# YOUR TASK:
Drop every picture, then transcribe the remaining data exactly.

# DATA PROVIDED:
-------------------------
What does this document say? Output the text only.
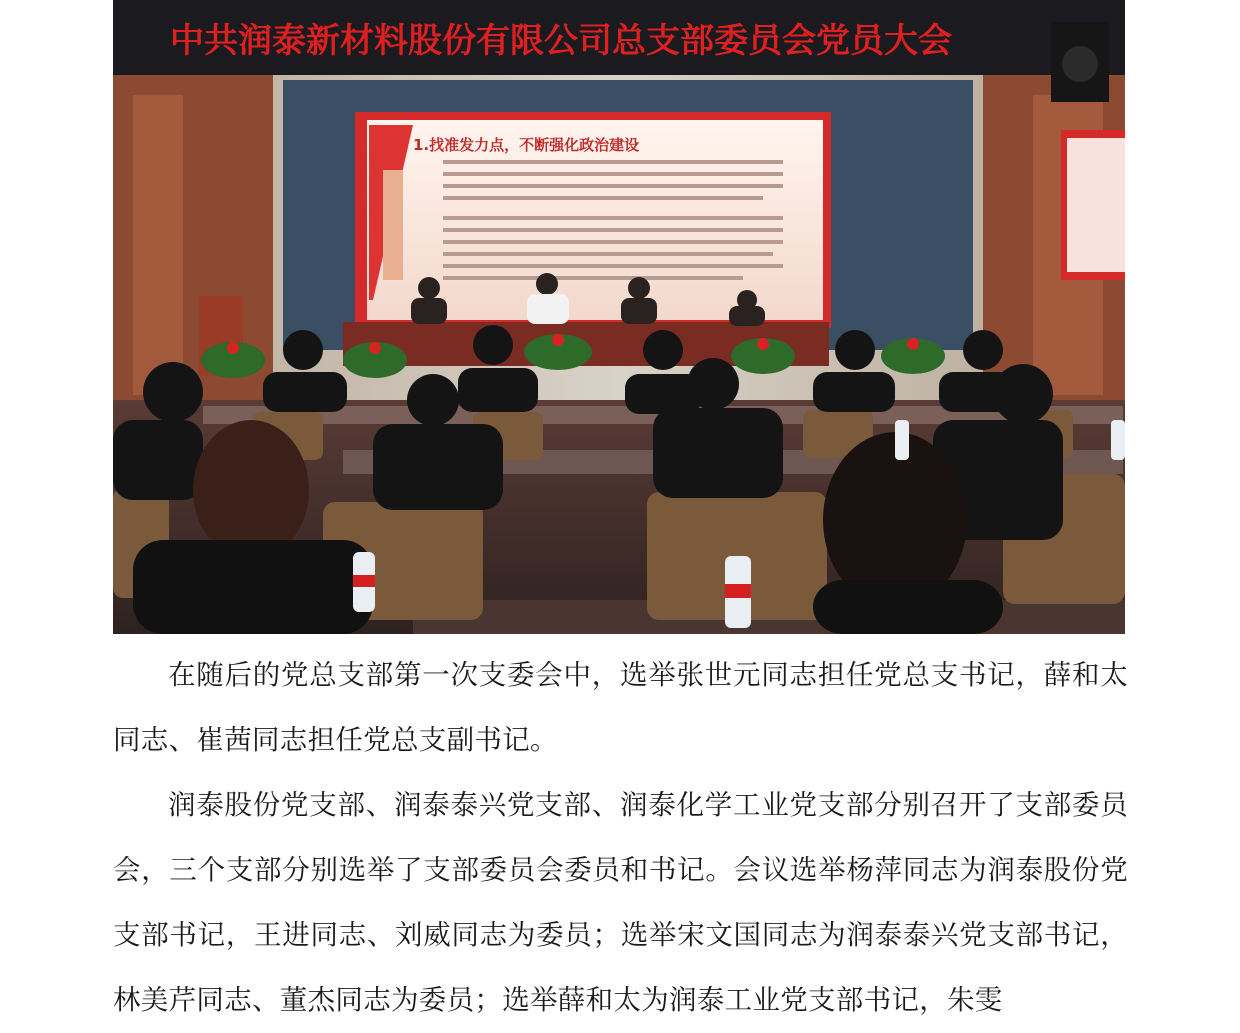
中共润泰新材料股份有限公司总支部委员会党员大会
1.找准发力点，不断强化政治建设

在随后的党总支部第一次支委会中，选举张世元同志担任党总支书记，薛和太同志、崔茜同志担任党总支副书记。

润泰股份党支部、润泰泰兴党支部、润泰化学工业党支部分别召开了支部委员会，三个支部分别选举了支部委员会委员和书记。会议选举杨萍同志为润泰股份党支部书记，王进同志、刘威同志为委员；选举宋文国同志为润泰泰兴党支部书记，林美芹同志、董杰同志为委员；选举薛和太为润泰工业党支部书记，朱雯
-------------------------
# EXERCISE OUTPUT:
What does this document say? Output the text only.
中共润泰新材料股份有限公司总支部委员会党员大会
1.找准发力点，不断强化政治建设

在随后的党总支部第一次支委会中，选举张世元同志担任党总支书记，薛和太同志、崔茜同志担任党总支副书记。

润泰股份党支部、润泰泰兴党支部、润泰化学工业党支部分别召开了支部委员会，三个支部分别选举了支部委员会委员和书记。会议选举杨萍同志为润泰股份党支部书记，王进同志、刘威同志为委员；选举宋文国同志为润泰泰兴党支部书记，林美芹同志、董杰同志为委员；选举薛和太为润泰工业党支部书记，朱雯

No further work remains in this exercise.